**What this task involves:**
Will you write out all the entries below exactly?

**Stored records:**

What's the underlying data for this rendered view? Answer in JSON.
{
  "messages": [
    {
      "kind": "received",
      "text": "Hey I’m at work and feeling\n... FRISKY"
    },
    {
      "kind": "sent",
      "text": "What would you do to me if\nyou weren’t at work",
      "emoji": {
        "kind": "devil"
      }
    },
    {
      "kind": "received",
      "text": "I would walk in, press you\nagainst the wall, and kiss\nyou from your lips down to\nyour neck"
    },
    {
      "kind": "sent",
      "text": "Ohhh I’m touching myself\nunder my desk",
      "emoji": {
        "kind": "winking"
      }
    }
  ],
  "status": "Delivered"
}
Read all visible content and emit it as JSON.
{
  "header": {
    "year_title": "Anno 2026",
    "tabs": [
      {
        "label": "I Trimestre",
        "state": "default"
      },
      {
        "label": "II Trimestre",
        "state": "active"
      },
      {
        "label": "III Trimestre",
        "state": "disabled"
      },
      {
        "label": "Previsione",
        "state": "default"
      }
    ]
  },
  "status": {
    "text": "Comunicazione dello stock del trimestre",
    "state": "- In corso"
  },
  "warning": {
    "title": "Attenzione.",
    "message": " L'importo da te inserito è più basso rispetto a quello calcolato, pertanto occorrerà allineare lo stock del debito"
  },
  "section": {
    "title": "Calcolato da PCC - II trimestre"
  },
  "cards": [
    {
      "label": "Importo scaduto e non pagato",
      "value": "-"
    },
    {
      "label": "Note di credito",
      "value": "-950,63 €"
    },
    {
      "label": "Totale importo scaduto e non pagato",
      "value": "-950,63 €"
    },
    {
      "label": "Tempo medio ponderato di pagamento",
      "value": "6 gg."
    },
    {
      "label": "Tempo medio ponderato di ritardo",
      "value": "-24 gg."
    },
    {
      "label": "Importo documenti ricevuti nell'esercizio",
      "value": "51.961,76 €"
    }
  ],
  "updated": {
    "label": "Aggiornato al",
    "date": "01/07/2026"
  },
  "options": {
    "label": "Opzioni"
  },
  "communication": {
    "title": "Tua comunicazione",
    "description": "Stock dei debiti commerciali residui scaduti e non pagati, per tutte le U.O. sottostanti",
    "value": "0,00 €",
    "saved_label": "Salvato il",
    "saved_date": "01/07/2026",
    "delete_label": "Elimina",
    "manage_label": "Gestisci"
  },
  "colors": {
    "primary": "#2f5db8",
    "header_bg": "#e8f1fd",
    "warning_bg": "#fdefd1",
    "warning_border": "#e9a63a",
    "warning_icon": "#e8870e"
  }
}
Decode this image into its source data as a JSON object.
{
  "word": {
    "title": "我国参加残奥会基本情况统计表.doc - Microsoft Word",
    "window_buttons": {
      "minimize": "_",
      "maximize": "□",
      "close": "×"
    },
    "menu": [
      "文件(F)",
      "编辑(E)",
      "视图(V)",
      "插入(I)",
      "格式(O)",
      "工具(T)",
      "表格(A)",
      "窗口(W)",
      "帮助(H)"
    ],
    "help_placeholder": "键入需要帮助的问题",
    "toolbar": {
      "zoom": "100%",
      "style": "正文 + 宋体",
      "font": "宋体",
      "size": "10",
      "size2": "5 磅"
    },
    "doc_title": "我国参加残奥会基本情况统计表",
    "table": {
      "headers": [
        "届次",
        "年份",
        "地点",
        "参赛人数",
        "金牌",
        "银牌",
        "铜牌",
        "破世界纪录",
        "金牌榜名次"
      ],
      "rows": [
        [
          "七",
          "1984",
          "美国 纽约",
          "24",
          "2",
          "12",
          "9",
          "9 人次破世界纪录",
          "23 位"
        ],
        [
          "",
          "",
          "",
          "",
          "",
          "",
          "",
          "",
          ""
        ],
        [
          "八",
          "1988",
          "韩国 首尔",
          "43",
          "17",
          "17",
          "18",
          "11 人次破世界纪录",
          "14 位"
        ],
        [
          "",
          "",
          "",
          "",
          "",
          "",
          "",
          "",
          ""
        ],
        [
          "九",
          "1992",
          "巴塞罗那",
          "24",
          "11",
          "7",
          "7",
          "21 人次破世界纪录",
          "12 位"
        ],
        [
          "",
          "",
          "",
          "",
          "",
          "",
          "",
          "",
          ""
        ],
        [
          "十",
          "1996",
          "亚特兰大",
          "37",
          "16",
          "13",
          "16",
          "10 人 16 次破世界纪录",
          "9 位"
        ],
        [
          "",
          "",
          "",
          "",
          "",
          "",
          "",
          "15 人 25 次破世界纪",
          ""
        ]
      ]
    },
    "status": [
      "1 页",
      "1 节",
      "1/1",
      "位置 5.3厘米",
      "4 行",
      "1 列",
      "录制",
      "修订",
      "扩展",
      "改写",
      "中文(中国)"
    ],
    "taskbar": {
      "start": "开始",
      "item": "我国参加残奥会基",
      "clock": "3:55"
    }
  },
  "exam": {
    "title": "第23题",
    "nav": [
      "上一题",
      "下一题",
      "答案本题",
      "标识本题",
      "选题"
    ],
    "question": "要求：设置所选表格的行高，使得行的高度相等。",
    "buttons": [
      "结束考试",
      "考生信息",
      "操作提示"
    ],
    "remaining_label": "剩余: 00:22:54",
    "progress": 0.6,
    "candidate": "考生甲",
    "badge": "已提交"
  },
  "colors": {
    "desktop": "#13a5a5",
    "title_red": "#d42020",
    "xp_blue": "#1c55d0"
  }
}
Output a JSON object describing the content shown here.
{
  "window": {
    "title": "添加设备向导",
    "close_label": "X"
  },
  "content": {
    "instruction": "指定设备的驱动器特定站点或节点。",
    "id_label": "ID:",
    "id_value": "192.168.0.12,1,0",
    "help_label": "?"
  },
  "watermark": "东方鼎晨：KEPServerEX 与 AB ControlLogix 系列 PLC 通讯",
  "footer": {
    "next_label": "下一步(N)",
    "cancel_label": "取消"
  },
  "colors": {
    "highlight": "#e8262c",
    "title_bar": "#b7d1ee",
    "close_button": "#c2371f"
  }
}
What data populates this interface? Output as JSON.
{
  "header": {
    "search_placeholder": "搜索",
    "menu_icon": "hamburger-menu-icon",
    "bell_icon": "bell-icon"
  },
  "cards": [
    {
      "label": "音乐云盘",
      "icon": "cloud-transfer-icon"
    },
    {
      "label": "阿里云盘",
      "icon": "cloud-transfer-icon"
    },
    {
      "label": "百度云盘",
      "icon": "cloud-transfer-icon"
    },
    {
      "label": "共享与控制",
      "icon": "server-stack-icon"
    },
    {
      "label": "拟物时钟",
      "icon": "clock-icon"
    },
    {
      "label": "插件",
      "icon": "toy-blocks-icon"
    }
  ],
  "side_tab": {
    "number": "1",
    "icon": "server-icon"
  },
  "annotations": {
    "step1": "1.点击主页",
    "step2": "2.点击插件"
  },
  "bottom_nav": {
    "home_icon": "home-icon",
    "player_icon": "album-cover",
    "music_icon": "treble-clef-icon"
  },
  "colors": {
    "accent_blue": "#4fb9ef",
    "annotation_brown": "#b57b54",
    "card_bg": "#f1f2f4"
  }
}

**Complete answer:**
What's the underlying data for this rendered view? Answer in JSON.
{
  "messages": [
    {
      "kind": "received",
      "text": "Hey I’m at work and feeling\n... FRISKY"
    },
    {
      "kind": "sent",
      "text": "What would you do to me if\nyou weren’t at work",
      "emoji": {
        "kind": "devil"
      }
    },
    {
      "kind": "received",
      "text": "I would walk in, press you\nagainst the wall, and kiss\nyou from your lips down to\nyour neck"
    },
    {
      "kind": "sent",
      "text": "Ohhh I’m touching myself\nunder my desk",
      "emoji": {
        "kind": "winking"
      }
    }
  ],
  "status": "Delivered"
}
Read all visible content and emit it as JSON.
{
  "header": {
    "year_title": "Anno 2026",
    "tabs": [
      {
        "label": "I Trimestre",
        "state": "default"
      },
      {
        "label": "II Trimestre",
        "state": "active"
      },
      {
        "label": "III Trimestre",
        "state": "disabled"
      },
      {
        "label": "Previsione",
        "state": "default"
      }
    ]
  },
  "status": {
    "text": "Comunicazione dello stock del trimestre",
    "state": "- In corso"
  },
  "warning": {
    "title": "Attenzione.",
    "message": " L'importo da te inserito è più basso rispetto a quello calcolato, pertanto occorrerà allineare lo stock del debito"
  },
  "section": {
    "title": "Calcolato da PCC - II trimestre"
  },
  "cards": [
    {
      "label": "Importo scaduto e non pagato",
      "value": "-"
    },
    {
      "label": "Note di credito",
      "value": "-950,63 €"
    },
    {
      "label": "Totale importo scaduto e non pagato",
      "value": "-950,63 €"
    },
    {
      "label": "Tempo medio ponderato di pagamento",
      "value": "6 gg."
    },
    {
      "label": "Tempo medio ponderato di ritardo",
      "value": "-24 gg."
    },
    {
      "label": "Importo documenti ricevuti nell'esercizio",
      "value": "51.961,76 €"
    }
  ],
  "updated": {
    "label": "Aggiornato al",
    "date": "01/07/2026"
  },
  "options": {
    "label": "Opzioni"
  },
  "communication": {
    "title": "Tua comunicazione",
    "description": "Stock dei debiti commerciali residui scaduti e non pagati, per tutte le U.O. sottostanti",
    "value": "0,00 €",
    "saved_label": "Salvato il",
    "saved_date": "01/07/2026",
    "delete_label": "Elimina",
    "manage_label": "Gestisci"
  },
  "colors": {
    "primary": "#2f5db8",
    "header_bg": "#e8f1fd",
    "warning_bg": "#fdefd1",
    "warning_border": "#e9a63a",
    "warning_icon": "#e8870e"
  }
}
Decode this image into its source data as a JSON object.
{
  "word": {
    "title": "我国参加残奥会基本情况统计表.doc - Microsoft Word",
    "window_buttons": {
      "minimize": "_",
      "maximize": "□",
      "close": "×"
    },
    "menu": [
      "文件(F)",
      "编辑(E)",
      "视图(V)",
      "插入(I)",
      "格式(O)",
      "工具(T)",
      "表格(A)",
      "窗口(W)",
      "帮助(H)"
    ],
    "help_placeholder": "键入需要帮助的问题",
    "toolbar": {
      "zoom": "100%",
      "style": "正文 + 宋体",
      "font": "宋体",
      "size": "10",
      "size2": "5 磅"
    },
    "doc_title": "我国参加残奥会基本情况统计表",
    "table": {
      "headers": [
        "届次",
        "年份",
        "地点",
        "参赛人数",
        "金牌",
        "银牌",
        "铜牌",
        "破世界纪录",
        "金牌榜名次"
      ],
      "rows": [
        [
          "七",
          "1984",
          "美国 纽约",
          "24",
          "2",
          "12",
          "9",
          "9 人次破世界纪录",
          "23 位"
        ],
        [
          "",
          "",
          "",
          "",
          "",
          "",
          "",
          "",
          ""
        ],
        [
          "八",
          "1988",
          "韩国 首尔",
          "43",
          "17",
          "17",
          "18",
          "11 人次破世界纪录",
          "14 位"
        ],
        [
          "",
          "",
          "",
          "",
          "",
          "",
          "",
          "",
          ""
        ],
        [
          "九",
          "1992",
          "巴塞罗那",
          "24",
          "11",
          "7",
          "7",
          "21 人次破世界纪录",
          "12 位"
        ],
        [
          "",
          "",
          "",
          "",
          "",
          "",
          "",
          "",
          ""
        ],
        [
          "十",
          "1996",
          "亚特兰大",
          "37",
          "16",
          "13",
          "16",
          "10 人 16 次破世界纪录",
          "9 位"
        ],
        [
          "",
          "",
          "",
          "",
          "",
          "",
          "",
          "15 人 25 次破世界纪",
          ""
        ]
      ]
    },
    "status": [
      "1 页",
      "1 节",
      "1/1",
      "位置 5.3厘米",
      "4 行",
      "1 列",
      "录制",
      "修订",
      "扩展",
      "改写",
      "中文(中国)"
    ],
    "taskbar": {
      "start": "开始",
      "item": "我国参加残奥会基",
      "clock": "3:55"
    }
  },
  "exam": {
    "title": "第23题",
    "nav": [
      "上一题",
      "下一题",
      "答案本题",
      "标识本题",
      "选题"
    ],
    "question": "要求：设置所选表格的行高，使得行的高度相等。",
    "buttons": [
      "结束考试",
      "考生信息",
      "操作提示"
    ],
    "remaining_label": "剩余: 00:22:54",
    "progress": 0.6,
    "candidate": "考生甲",
    "badge": "已提交"
  },
  "colors": {
    "desktop": "#13a5a5",
    "title_red": "#d42020",
    "xp_blue": "#1c55d0"
  }
}
Output a JSON object describing the content shown here.
{
  "window": {
    "title": "添加设备向导",
    "close_label": "X"
  },
  "content": {
    "instruction": "指定设备的驱动器特定站点或节点。",
    "id_label": "ID:",
    "id_value": "192.168.0.12,1,0",
    "help_label": "?"
  },
  "watermark": "东方鼎晨：KEPServerEX 与 AB ControlLogix 系列 PLC 通讯",
  "footer": {
    "next_label": "下一步(N)",
    "cancel_label": "取消"
  },
  "colors": {
    "highlight": "#e8262c",
    "title_bar": "#b7d1ee",
    "close_button": "#c2371f"
  }
}
What data populates this interface? Output as JSON.
{
  "header": {
    "search_placeholder": "搜索",
    "menu_icon": "hamburger-menu-icon",
    "bell_icon": "bell-icon"
  },
  "cards": [
    {
      "label": "音乐云盘",
      "icon": "cloud-transfer-icon"
    },
    {
      "label": "阿里云盘",
      "icon": "cloud-transfer-icon"
    },
    {
      "label": "百度云盘",
      "icon": "cloud-transfer-icon"
    },
    {
      "label": "共享与控制",
      "icon": "server-stack-icon"
    },
    {
      "label": "拟物时钟",
      "icon": "clock-icon"
    },
    {
      "label": "插件",
      "icon": "toy-blocks-icon"
    }
  ],
  "side_tab": {
    "number": "1",
    "icon": "server-icon"
  },
  "annotations": {
    "step1": "1.点击主页",
    "step2": "2.点击插件"
  },
  "bottom_nav": {
    "home_icon": "home-icon",
    "player_icon": "album-cover",
    "music_icon": "treble-clef-icon"
  },
  "colors": {
    "accent_blue": "#4fb9ef",
    "annotation_brown": "#b57b54",
    "card_bg": "#f1f2f4"
  }
}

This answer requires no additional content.